===== Document segment =====

My research in Eastern Acre focuses on a more recent time period, dating to the beginning of the first millennium CE. This is an area where present-day deforestation has revealed hundreds of sites composed of geometric earthworks as well as groups of mounds found around central plazas (Figure 9). Our work there has shown that such mounded sites were connected by networks of linear roads that cut across areas believed to have been a pristine forest until 40 years ago. Associated archaeobotanical and paleoecological research aim to uncover the forms of landscape transformation associated with the road and mound construction there.
The central focus of my research has always been the understanding of the deep and ancient connections between indigenous people and the environment in the Amazon. The results so far have been unexpected and most challenging: we have evidence of early plant domestication but also of widespread cultivation of non-domesticated plants throughout the millennia, we found highly fertile Anthropic Dark Earths but it looks like their initial formation was not associated to deliberate actions to improve soil fertility, we see the constitution through time of networks of sites connected by roads built within the forest but not associated with large scale deforestation. These results do not match the accepted narratives formed by archaeology in the last century. Such narratives would leave places such as the Amazon in a marginal role for human evolution. Twenty years ago, I would look at the results of my research and interpret them as lack of sound procedures in the field or laboratory, as if we were doing something wrong. Nowadays, Amazonian archaeology is becoming an internationalized area of knowledge, with local scholars taking up an important role in this field. I believe that the data we are uncovering will lead to the development of new ideas in archaeology, and call into question concepts such as “Neolithic”, “domestication” and “urban”. Such data also challenges ancient notions of development and progress that regarded tropical areas as marginal places in human history. These perspectives became naturalized and transformed into public policies with catastrophic consequences for traditional societies and the environment. Archaeology has the power to denaturalize these perspectives and show they are essentially political.
Archaeology is going through exciting times. As the discipline becomes more diversified and decentralized, alternative perspectives on the past are presented. I believe that today we are doing more meaningful research than ever before, and I am glad to be part of this movement.
Biographic Sketch
Eduardo Goes Neves is a Professor of Brazilian Archaeology at the Museum of Archaeology and Ethnology at the University of Sao Paulo (MAE-USP), Brazil. He received his B.A. in History from the University of Sao Paulo, Brazil and his M.A. and his Ph.D. in Anthropology from Indiana University, USA. He is a former President of the Brazilian Archaeological Society and served at the Board of Directors of the Society for American Archaeology. He has been visiting professor at the University of the Province of Buenos Aires, Argentina, the Polytechnic Institute of Guayaquil, Ecuador, the National Museum of Natural History, in Paris, and the Department of Anthropology at Harvard University, in Archaeology. He has more than 100 publications and has advised more than 30 Masters theses and PhD dissertations.

===== Data for review =====

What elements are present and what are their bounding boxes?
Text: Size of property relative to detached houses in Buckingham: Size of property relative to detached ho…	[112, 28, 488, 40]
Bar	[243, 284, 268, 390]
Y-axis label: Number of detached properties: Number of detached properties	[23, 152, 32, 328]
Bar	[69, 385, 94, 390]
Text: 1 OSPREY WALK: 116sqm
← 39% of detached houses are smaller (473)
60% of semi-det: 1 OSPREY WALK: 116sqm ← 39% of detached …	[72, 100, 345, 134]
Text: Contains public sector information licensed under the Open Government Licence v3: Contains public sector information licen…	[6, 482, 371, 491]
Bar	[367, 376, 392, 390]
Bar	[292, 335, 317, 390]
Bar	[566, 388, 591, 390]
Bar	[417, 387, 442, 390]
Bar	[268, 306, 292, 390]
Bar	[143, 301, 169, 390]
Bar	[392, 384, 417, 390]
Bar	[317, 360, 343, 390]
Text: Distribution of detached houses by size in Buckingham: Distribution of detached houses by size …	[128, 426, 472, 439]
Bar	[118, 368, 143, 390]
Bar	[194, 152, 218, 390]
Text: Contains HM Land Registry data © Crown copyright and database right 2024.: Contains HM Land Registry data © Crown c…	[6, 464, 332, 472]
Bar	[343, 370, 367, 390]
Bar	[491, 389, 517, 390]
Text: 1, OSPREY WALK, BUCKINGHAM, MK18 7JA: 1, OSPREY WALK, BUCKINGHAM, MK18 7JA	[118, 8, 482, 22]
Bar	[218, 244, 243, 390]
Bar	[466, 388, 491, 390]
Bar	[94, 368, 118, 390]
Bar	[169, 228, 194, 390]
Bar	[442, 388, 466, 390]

=====

*Task list:*
1. In the Amazon archaeology text, from which university did Eduardo Goes Neves receive his M.A. and Ph.D.?
2. Reproduce a passage of the Amazon archaeology text, starting at the words "Biographic Sketch" and stopping after the words "and PhD dissertations.".
Rely on the text alone and not on the listing.

*Results by task:*
1. Indiana University, USA.

2.
Biographic Sketch
Eduardo Goes Neves is a Professor of Brazilian Archaeology at the Museum of Archaeology and Ethnology at the University of Sao Paulo (MAE-USP), Brazil. He received his B.A. in History from the University of Sao Paulo, Brazil and his M.A. and his Ph.D. in Anthropology from Indiana University, USA. He is a former President of the Brazilian Archaeological Society and served at the Board of Directors of the Society for American Archaeology. He has been visiting professor at the University of the Province of Buenos Aires, Argentina, the Polytechnic Institute of Guayaquil, Ecuador, the National Museum of Natural History, in Paris, and the Department of Anthropology at Harvard University, in Archaeology. He has more than 100 publications and has advised more than 30 Masters theses and PhD dissertations.